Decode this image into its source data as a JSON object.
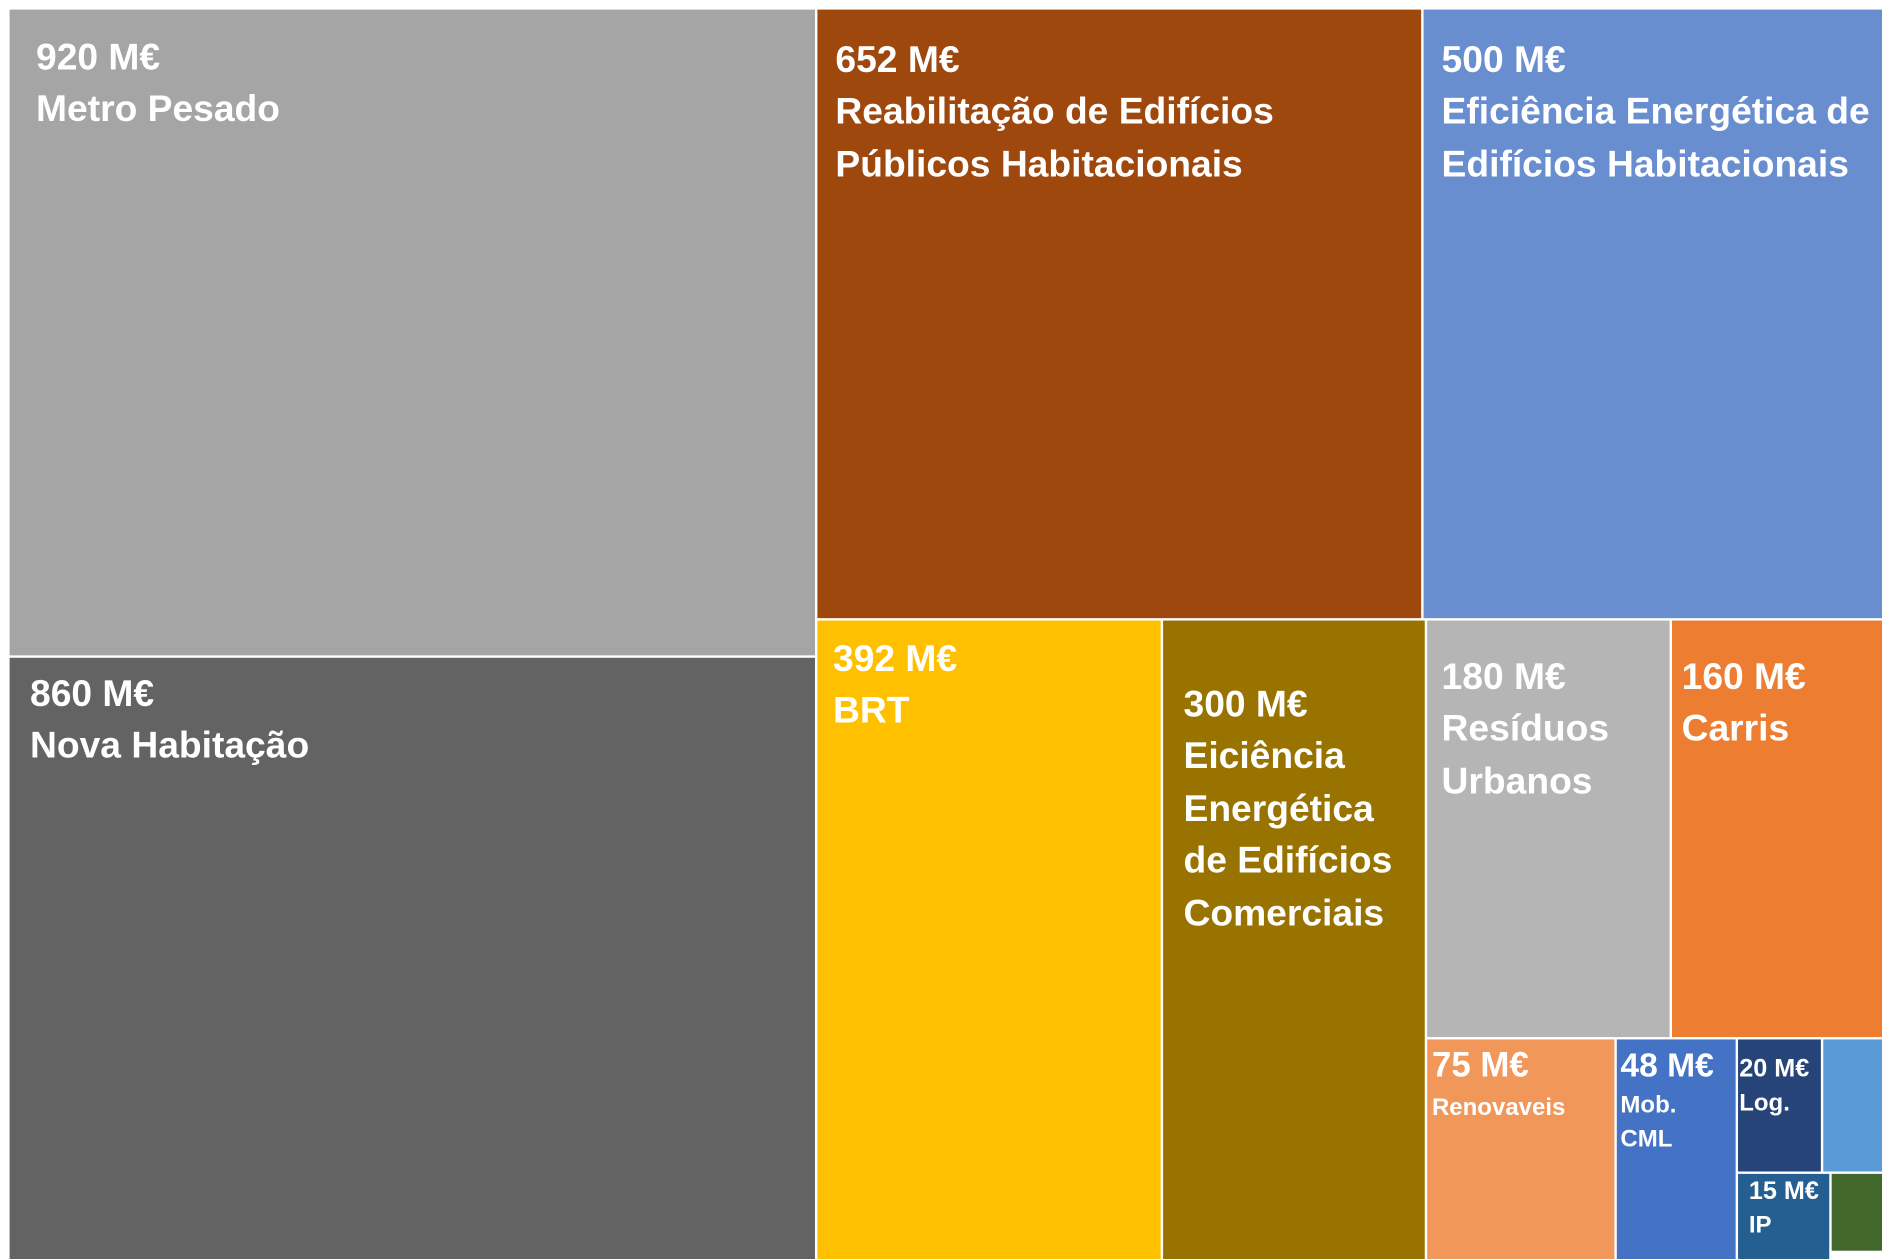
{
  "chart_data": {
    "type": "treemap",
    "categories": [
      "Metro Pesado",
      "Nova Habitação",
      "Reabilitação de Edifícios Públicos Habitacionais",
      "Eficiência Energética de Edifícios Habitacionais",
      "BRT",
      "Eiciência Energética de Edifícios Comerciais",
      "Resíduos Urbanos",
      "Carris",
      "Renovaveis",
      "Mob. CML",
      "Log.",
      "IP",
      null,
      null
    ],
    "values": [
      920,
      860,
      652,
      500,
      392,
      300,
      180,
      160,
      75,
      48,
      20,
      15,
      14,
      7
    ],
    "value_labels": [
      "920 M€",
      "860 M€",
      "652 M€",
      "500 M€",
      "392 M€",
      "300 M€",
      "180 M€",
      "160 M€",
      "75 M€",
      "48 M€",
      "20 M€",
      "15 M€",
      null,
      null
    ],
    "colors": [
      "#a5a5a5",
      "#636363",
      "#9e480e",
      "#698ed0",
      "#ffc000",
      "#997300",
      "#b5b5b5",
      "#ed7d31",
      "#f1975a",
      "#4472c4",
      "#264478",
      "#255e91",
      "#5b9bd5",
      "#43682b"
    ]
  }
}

Brief:
Repeat the entries exactly and keep the pictures out of the copy.

Worked solution:
Decode this image into its source data as a JSON object.
{
  "chart_data": {
    "type": "treemap",
    "categories": [
      "Metro Pesado",
      "Nova Habitação",
      "Reabilitação de Edifícios Públicos Habitacionais",
      "Eficiência Energética de Edifícios Habitacionais",
      "BRT",
      "Eiciência Energética de Edifícios Comerciais",
      "Resíduos Urbanos",
      "Carris",
      "Renovaveis",
      "Mob. CML",
      "Log.",
      "IP",
      null,
      null
    ],
    "values": [
      920,
      860,
      652,
      500,
      392,
      300,
      180,
      160,
      75,
      48,
      20,
      15,
      14,
      7
    ],
    "value_labels": [
      "920 M€",
      "860 M€",
      "652 M€",
      "500 M€",
      "392 M€",
      "300 M€",
      "180 M€",
      "160 M€",
      "75 M€",
      "48 M€",
      "20 M€",
      "15 M€",
      null,
      null
    ],
    "colors": [
      "#a5a5a5",
      "#636363",
      "#9e480e",
      "#698ed0",
      "#ffc000",
      "#997300",
      "#b5b5b5",
      "#ed7d31",
      "#f1975a",
      "#4472c4",
      "#264478",
      "#255e91",
      "#5b9bd5",
      "#43682b"
    ]
  }
}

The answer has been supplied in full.